What you should do:
Please write out the material below exactly as given.

Data:

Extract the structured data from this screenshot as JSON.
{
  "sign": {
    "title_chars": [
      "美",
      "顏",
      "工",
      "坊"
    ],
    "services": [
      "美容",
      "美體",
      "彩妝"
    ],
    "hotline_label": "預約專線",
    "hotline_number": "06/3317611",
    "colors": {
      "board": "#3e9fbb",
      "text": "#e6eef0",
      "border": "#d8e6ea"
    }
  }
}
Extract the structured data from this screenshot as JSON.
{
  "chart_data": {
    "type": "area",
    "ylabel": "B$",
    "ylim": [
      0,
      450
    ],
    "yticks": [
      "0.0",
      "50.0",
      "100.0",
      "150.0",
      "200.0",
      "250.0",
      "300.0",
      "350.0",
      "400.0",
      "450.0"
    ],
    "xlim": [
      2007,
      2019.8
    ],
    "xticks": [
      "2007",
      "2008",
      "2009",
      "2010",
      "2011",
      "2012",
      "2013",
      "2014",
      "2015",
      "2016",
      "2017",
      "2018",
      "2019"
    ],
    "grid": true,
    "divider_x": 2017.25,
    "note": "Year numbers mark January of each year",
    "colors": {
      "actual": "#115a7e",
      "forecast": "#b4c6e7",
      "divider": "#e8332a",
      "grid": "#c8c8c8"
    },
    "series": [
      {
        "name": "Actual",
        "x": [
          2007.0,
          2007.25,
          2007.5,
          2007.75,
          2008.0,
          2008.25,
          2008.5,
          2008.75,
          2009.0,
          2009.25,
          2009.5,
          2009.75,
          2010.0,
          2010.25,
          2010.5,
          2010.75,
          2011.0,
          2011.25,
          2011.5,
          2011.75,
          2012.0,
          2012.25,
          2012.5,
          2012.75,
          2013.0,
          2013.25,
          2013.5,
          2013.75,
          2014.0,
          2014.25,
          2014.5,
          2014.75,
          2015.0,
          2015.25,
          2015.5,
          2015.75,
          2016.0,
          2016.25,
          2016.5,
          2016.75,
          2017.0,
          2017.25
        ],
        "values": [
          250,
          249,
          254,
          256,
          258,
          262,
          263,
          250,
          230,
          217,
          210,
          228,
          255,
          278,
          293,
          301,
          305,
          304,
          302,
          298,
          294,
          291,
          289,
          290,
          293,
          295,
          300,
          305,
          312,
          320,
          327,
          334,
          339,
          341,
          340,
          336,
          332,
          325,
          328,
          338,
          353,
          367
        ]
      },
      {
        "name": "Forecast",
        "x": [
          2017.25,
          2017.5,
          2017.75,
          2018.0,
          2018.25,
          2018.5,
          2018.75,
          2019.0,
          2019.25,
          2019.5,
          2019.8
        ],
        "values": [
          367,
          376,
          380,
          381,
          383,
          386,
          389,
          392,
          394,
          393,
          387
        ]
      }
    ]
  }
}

Output:
Extract the structured data from this screenshot as JSON.
{
  "sign": {
    "title_chars": [
      "美",
      "顏",
      "工",
      "坊"
    ],
    "services": [
      "美容",
      "美體",
      "彩妝"
    ],
    "hotline_label": "預約專線",
    "hotline_number": "06/3317611",
    "colors": {
      "board": "#3e9fbb",
      "text": "#e6eef0",
      "border": "#d8e6ea"
    }
  }
}
Extract the structured data from this screenshot as JSON.
{
  "chart_data": {
    "type": "area",
    "ylabel": "B$",
    "ylim": [
      0,
      450
    ],
    "yticks": [
      "0.0",
      "50.0",
      "100.0",
      "150.0",
      "200.0",
      "250.0",
      "300.0",
      "350.0",
      "400.0",
      "450.0"
    ],
    "xlim": [
      2007,
      2019.8
    ],
    "xticks": [
      "2007",
      "2008",
      "2009",
      "2010",
      "2011",
      "2012",
      "2013",
      "2014",
      "2015",
      "2016",
      "2017",
      "2018",
      "2019"
    ],
    "grid": true,
    "divider_x": 2017.25,
    "note": "Year numbers mark January of each year",
    "colors": {
      "actual": "#115a7e",
      "forecast": "#b4c6e7",
      "divider": "#e8332a",
      "grid": "#c8c8c8"
    },
    "series": [
      {
        "name": "Actual",
        "x": [
          2007.0,
          2007.25,
          2007.5,
          2007.75,
          2008.0,
          2008.25,
          2008.5,
          2008.75,
          2009.0,
          2009.25,
          2009.5,
          2009.75,
          2010.0,
          2010.25,
          2010.5,
          2010.75,
          2011.0,
          2011.25,
          2011.5,
          2011.75,
          2012.0,
          2012.25,
          2012.5,
          2012.75,
          2013.0,
          2013.25,
          2013.5,
          2013.75,
          2014.0,
          2014.25,
          2014.5,
          2014.75,
          2015.0,
          2015.25,
          2015.5,
          2015.75,
          2016.0,
          2016.25,
          2016.5,
          2016.75,
          2017.0,
          2017.25
        ],
        "values": [
          250,
          249,
          254,
          256,
          258,
          262,
          263,
          250,
          230,
          217,
          210,
          228,
          255,
          278,
          293,
          301,
          305,
          304,
          302,
          298,
          294,
          291,
          289,
          290,
          293,
          295,
          300,
          305,
          312,
          320,
          327,
          334,
          339,
          341,
          340,
          336,
          332,
          325,
          328,
          338,
          353,
          367
        ]
      },
      {
        "name": "Forecast",
        "x": [
          2017.25,
          2017.5,
          2017.75,
          2018.0,
          2018.25,
          2018.5,
          2018.75,
          2019.0,
          2019.25,
          2019.5,
          2019.8
        ],
        "values": [
          367,
          376,
          380,
          381,
          383,
          386,
          389,
          392,
          394,
          393,
          387
        ]
      }
    ]
  }
}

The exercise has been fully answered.